Harvest and Store Rainwater: Our Off-Grid Water Supply
When we first bought our current property and decided to live off-grid, we had only two water storage tanks. We knew it would be important to harvest and store rainwater as part of our strategy for sustainable living.
Rain fell on our roof, ran into the gutters, and was diverted into the tanks. One caught water from the house. The second tank was positioned near a small shed.
The house storage tank was larger, yet it was quickly overflowing during days of heavy rain. We watched a lot of water being wasted as it spilled from the overflow outlet and spread across the grass.
With no connection to town water, we are entirely dependent on harvesting and storing rainwater. Because our plans included orchards and vegetable gardens, we had to improve and increase our water storing capacity to have any hope of surviving periods of drought.
Another concern was how we would cope in the event of a bush fire. Fire fighting requires water. Until we successfully harvested and stored more rainwater we certainly wouldn't have enough water to save our home in an emergency.
One of Our First Rainwater Storage Tanks
Off-Grid Water Supply
If you live off-grid as I do, and rely entirely on the water supply you manage to harvest and store during the rainy season, you'll need to be able to move your water around during a lengthy dry period.
There's lots of things you need to learn if you want to live off the grid. One of them is that water doesn't run up hill. It often surprises me how many former city-dwellers don't know that.
Preparing for Drought and Long Dry Spells
It wasn't long before we were setting money aside to purchase a much larger storage tank (25,000 litres). It made no sense to waste rainwater when it was abundant. We would need every drop we could save once the long dry season began.
By positioning the new big tank downhill from the house tank, we were able to transfer water to it using gravity.

▶ **STORED RECORDS**
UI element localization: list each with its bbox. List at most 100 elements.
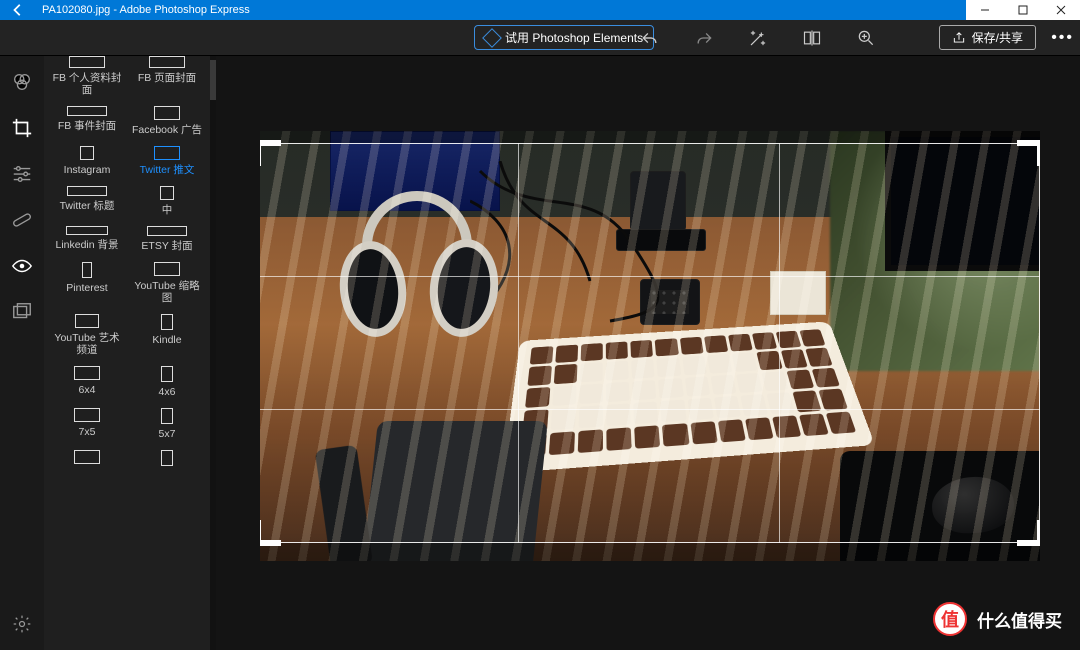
preset-label: 7x5 (79, 426, 96, 438)
redeye-tool[interactable] (10, 254, 34, 278)
sliders-icon (11, 163, 33, 185)
crop-tool[interactable] (10, 116, 34, 140)
canvas-area: 值 什么值得买 (216, 56, 1080, 650)
save-share-label: 保存/共享 (972, 29, 1023, 46)
looks-icon (11, 71, 33, 93)
crop-preset-3[interactable]: Facebook 广告 (130, 106, 204, 136)
preset-label: YouTube 艺术频道 (50, 332, 124, 356)
crop-preset-panel: FB 个人资料封面 FB 页面封面 FB 事件封面 Facebook 广告 Instag… (44, 56, 216, 650)
preset-label: FB 个人资料封面 (50, 72, 124, 96)
redo-button[interactable] (694, 28, 714, 48)
preset-shape-icon (161, 314, 173, 330)
crop-preset-0[interactable]: FB 个人资料封面 (50, 56, 124, 96)
preset-label: FB 页面封面 (138, 72, 196, 84)
window-title: PA102080.jpg - Adobe Photoshop Express (36, 4, 250, 16)
crop-preset-4[interactable]: Instagram (50, 146, 124, 176)
crop-handle-tr[interactable] (1017, 140, 1040, 166)
preset-shape-icon (149, 56, 185, 68)
preset-shape-icon (160, 186, 174, 200)
preset-label: ETSY 封面 (141, 240, 192, 252)
crop-preset-10[interactable]: Pinterest (50, 262, 124, 304)
crop-preset-16[interactable]: 7x5 (50, 408, 124, 440)
more-button[interactable]: ••• (1051, 29, 1074, 47)
watermark-text: 什么值得买 (977, 607, 1062, 632)
crop-preset-13[interactable]: Kindle (130, 314, 204, 356)
preset-label: Instagram (64, 164, 111, 176)
preset-shape-icon (75, 314, 99, 328)
minimize-button[interactable] (966, 0, 1004, 20)
crop-preset-15[interactable]: 4x6 (130, 366, 204, 398)
preset-label: 4x6 (159, 386, 176, 398)
main-area: FB 个人资料封面 FB 页面封面 FB 事件封面 Facebook 广告 Instag… (0, 56, 1080, 650)
crop-preset-9[interactable]: ETSY 封面 (130, 226, 204, 252)
preset-shape-icon (154, 146, 180, 160)
save-share-button[interactable]: 保存/共享 (939, 25, 1036, 50)
crop-preset-14[interactable]: 6x4 (50, 366, 124, 398)
gear-icon (12, 614, 32, 634)
crop-preset-11[interactable]: YouTube 缩略图 (130, 262, 204, 304)
preset-shape-icon (147, 226, 187, 236)
preset-label: FB 事件封面 (58, 120, 116, 132)
watermark: 值 什么值得买 (933, 602, 1062, 636)
preset-shape-icon (154, 106, 180, 120)
back-button[interactable] (0, 0, 36, 20)
preset-label: Linkedin 背景 (55, 239, 118, 251)
compare-button[interactable] (802, 28, 822, 48)
window-filename: PA102080.jpg (42, 4, 110, 16)
crop-preset-18[interactable] (50, 450, 124, 470)
compare-icon (802, 28, 822, 48)
preset-label: 5x7 (159, 428, 176, 440)
maximize-button[interactable] (1004, 0, 1042, 20)
preset-label: YouTube 缩略图 (130, 280, 204, 304)
crop-preset-1[interactable]: FB 页面封面 (130, 56, 204, 96)
crop-handle-bl[interactable] (260, 520, 281, 546)
zoom-button[interactable] (856, 28, 876, 48)
top-toolbar: 试用 Photoshop Elements 保存/共享 ••• (0, 20, 1080, 56)
zoom-icon (856, 28, 876, 48)
eye-icon (11, 255, 33, 277)
back-arrow-icon (11, 3, 25, 17)
preset-shape-icon (161, 408, 173, 424)
crop-preset-2[interactable]: FB 事件封面 (50, 106, 124, 136)
undo-icon (640, 28, 660, 48)
watermark-badge: 值 (933, 602, 967, 636)
auto-enhance-button[interactable] (748, 28, 768, 48)
crop-preset-8[interactable]: Linkedin 背景 (50, 226, 124, 252)
magic-wand-icon (748, 28, 768, 48)
heal-tool[interactable] (10, 208, 34, 232)
crop-icon (11, 117, 33, 139)
preset-label: Pinterest (66, 282, 107, 294)
adjust-tool[interactable] (10, 162, 34, 186)
preset-shape-icon (74, 408, 100, 422)
crop-handle-tl[interactable] (260, 140, 281, 166)
preset-shape-icon (82, 262, 92, 278)
crop-handle-br[interactable] (1017, 520, 1040, 546)
preset-label: Facebook 广告 (132, 124, 202, 136)
preset-shape-icon (66, 226, 108, 235)
preset-label: Twitter 推文 (140, 164, 195, 176)
looks-tool[interactable] (10, 70, 34, 94)
preset-shape-icon (161, 366, 173, 382)
bandage-icon (11, 209, 33, 231)
crop-preset-6[interactable]: Twitter 标题 (50, 186, 124, 216)
image-preview[interactable] (260, 131, 1040, 561)
try-elements-button[interactable]: 试用 Photoshop Elements (474, 25, 654, 50)
tool-rail (0, 56, 44, 650)
close-button[interactable] (1042, 0, 1080, 20)
crop-preset-5[interactable]: Twitter 推文 (130, 146, 204, 176)
crop-preset-19[interactable] (130, 450, 204, 470)
preset-label: 中 (162, 204, 173, 216)
crop-preset-12[interactable]: YouTube 艺术频道 (50, 314, 124, 356)
preset-shape-icon (74, 450, 100, 464)
window-controls (966, 0, 1080, 20)
preset-label: Twitter 标题 (60, 200, 115, 212)
crop-preset-7[interactable]: 中 (130, 186, 204, 216)
crop-preset-17[interactable]: 5x7 (130, 408, 204, 440)
border-tool[interactable] (10, 300, 34, 324)
redo-icon (694, 28, 714, 48)
undo-button[interactable] (640, 28, 660, 48)
crop-overlay[interactable] (260, 143, 1040, 543)
settings-button[interactable] (10, 612, 34, 636)
preset-shape-icon (67, 186, 107, 196)
preset-label: 6x4 (79, 384, 96, 396)
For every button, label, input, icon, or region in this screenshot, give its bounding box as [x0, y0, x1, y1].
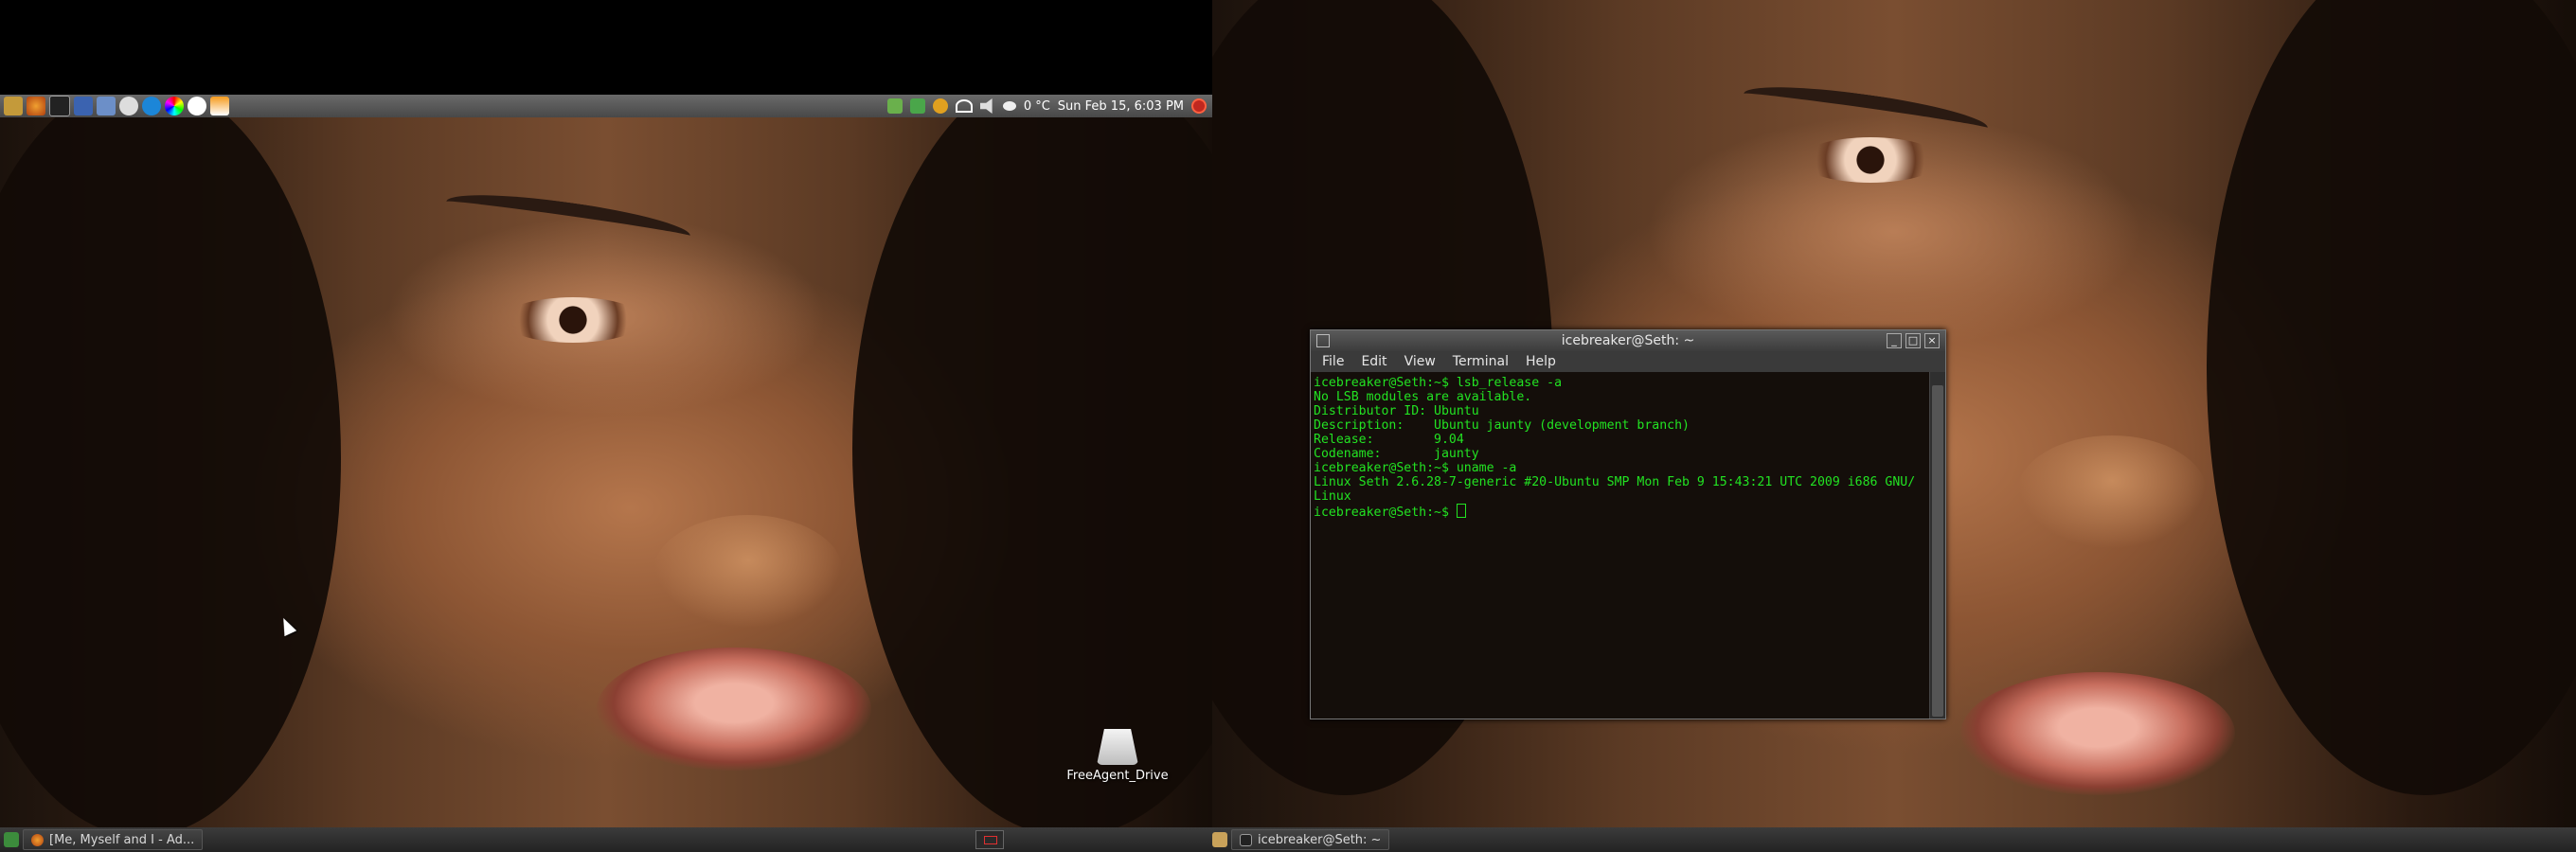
- right-bottom-panel: icebreaker@Seth: ~: [1212, 827, 2576, 852]
- wallpaper-lips: [597, 648, 871, 771]
- menu-help[interactable]: Help: [1526, 354, 1556, 369]
- volume-icon[interactable]: [979, 98, 993, 114]
- terminal-scrollbar[interactable]: [1929, 372, 1945, 719]
- weather-icon[interactable]: [1002, 101, 1016, 111]
- terminal-output[interactable]: icebreaker@Seth:~$ lsb_release -a No LSB …: [1311, 372, 1930, 719]
- wifi-icon[interactable]: [955, 99, 973, 113]
- firefox-icon: [31, 833, 44, 846]
- scrollbar-thumb[interactable]: [1932, 385, 1943, 717]
- terminal-line: No LSB modules are available.: [1314, 390, 1532, 404]
- shutdown-icon[interactable]: [1191, 98, 1207, 114]
- show-desktop-icon[interactable]: [1212, 832, 1227, 847]
- media-player-icon[interactable]: [188, 97, 206, 115]
- network-manager-icon[interactable]: [909, 98, 925, 114]
- clock[interactable]: Sun Feb 15, 6:03 PM: [1058, 99, 1184, 114]
- menu-view[interactable]: View: [1404, 354, 1436, 369]
- taskbar-item-label: icebreaker@Seth: ~: [1258, 832, 1382, 847]
- terminal-titlebar[interactable]: icebreaker@Seth: ~ _ □ ×: [1311, 330, 1945, 351]
- wallpaper-hair-right: [2207, 0, 2576, 795]
- terminal-line: icebreaker@Seth:~$ uname -a: [1314, 461, 1517, 475]
- window-menu-icon[interactable]: [1316, 334, 1330, 347]
- terminal-line: icebreaker@Seth:~$ lsb_release -a: [1314, 376, 1563, 390]
- terminal-window[interactable]: icebreaker@Seth: ~ _ □ × File Edit View …: [1310, 329, 1946, 719]
- terminal-prompt: icebreaker@Seth:~$: [1314, 506, 1457, 520]
- wallpaper-hair-right: [852, 117, 1212, 827]
- terminal-icon[interactable]: [49, 96, 70, 116]
- wallpaper-nose: [653, 515, 843, 629]
- show-desktop-icon[interactable]: [4, 832, 19, 847]
- right-monitor: icebreaker@Seth: ~ _ □ × File Edit View …: [1212, 0, 2576, 852]
- notes-icon[interactable]: [886, 98, 903, 114]
- freeagent-drive-desktop-icon[interactable]: FreeAgent_Drive: [1051, 729, 1184, 783]
- vlc-icon[interactable]: [210, 97, 229, 115]
- terminal-menubar: File Edit View Terminal Help: [1311, 351, 1945, 372]
- system-tray: 0 °C Sun Feb 15, 6:03 PM: [886, 98, 1212, 114]
- desktop-wallpaper: [0, 117, 1212, 827]
- temperature-readout[interactable]: 0 °C: [1024, 99, 1050, 114]
- minimize-button[interactable]: _: [1887, 333, 1902, 348]
- skype-icon[interactable]: [142, 97, 161, 115]
- terminal-prompt-line[interactable]: icebreaker@Seth:~$: [1314, 504, 1927, 520]
- terminal-line: Linux Seth 2.6.28-7-generic #20-Ubuntu S…: [1314, 475, 1916, 489]
- wallpaper-brow: [443, 186, 693, 252]
- top-panel: 0 °C Sun Feb 15, 6:03 PM: [0, 95, 1212, 117]
- home-folder-icon[interactable]: [97, 97, 116, 115]
- maximize-button[interactable]: □: [1905, 333, 1921, 348]
- window-title: icebreaker@Seth: ~: [1561, 333, 1695, 348]
- menu-terminal[interactable]: Terminal: [1453, 354, 1509, 369]
- taskbar-item-firefox[interactable]: [Me, Myself and I - Ad...: [23, 829, 204, 850]
- window-controls: _ □ ×: [1887, 333, 1945, 348]
- workspace-switcher[interactable]: [975, 830, 1004, 849]
- wallpaper-lips: [1960, 672, 2235, 795]
- ubuntu-menu-icon[interactable]: [4, 97, 23, 115]
- drive-icon: [1097, 729, 1138, 765]
- terminal-line: Release: 9.04: [1314, 433, 1464, 447]
- wallpaper-eye: [1799, 137, 1941, 183]
- left-bottom-panel: [Me, Myself and I - Ad...: [0, 827, 1212, 852]
- menu-edit[interactable]: Edit: [1361, 354, 1386, 369]
- taskbar-item-terminal[interactable]: icebreaker@Seth: ~: [1231, 829, 1390, 850]
- wallpaper-nose: [2017, 435, 2207, 549]
- wallpaper-hair-left: [0, 117, 341, 827]
- taskbar-item-label: [Me, Myself and I - Ad...: [49, 832, 195, 847]
- terminal-line: Description: Ubuntu jaunty (development …: [1314, 418, 1690, 433]
- wallpaper-brow: [1741, 78, 1991, 144]
- desktop-icon-label: FreeAgent_Drive: [1066, 769, 1169, 783]
- wallpaper-eye: [502, 297, 644, 343]
- workspace-window-indicator: [984, 836, 997, 844]
- menu-file[interactable]: File: [1322, 354, 1344, 369]
- unused-screen-area: [0, 0, 1212, 95]
- left-monitor: 0 °C Sun Feb 15, 6:03 PM FreeAgent_Drive…: [0, 0, 1212, 852]
- file-manager-icon[interactable]: [74, 97, 93, 115]
- chat-icon[interactable]: [119, 97, 138, 115]
- color-picker-icon[interactable]: [165, 97, 184, 115]
- terminal-line: Linux: [1314, 489, 1351, 504]
- terminal-icon: [1240, 833, 1252, 846]
- terminal-line: Codename: jaunty: [1314, 447, 1479, 461]
- update-icon[interactable]: [932, 98, 948, 114]
- firefox-icon[interactable]: [27, 97, 45, 115]
- close-button[interactable]: ×: [1924, 333, 1940, 348]
- terminal-line: Distributor ID: Ubuntu: [1314, 404, 1479, 418]
- text-cursor: [1456, 504, 1466, 518]
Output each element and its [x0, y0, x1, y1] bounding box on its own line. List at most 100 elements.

▶ **WRITTEN INSTRUCTION**
In the rainwater harvesting text, where was the new large tank positioned relative to the house tank?

▶ **RESPONSE TO THE TASK**
Downhill from the house tank, so water could be transferred to it using gravity.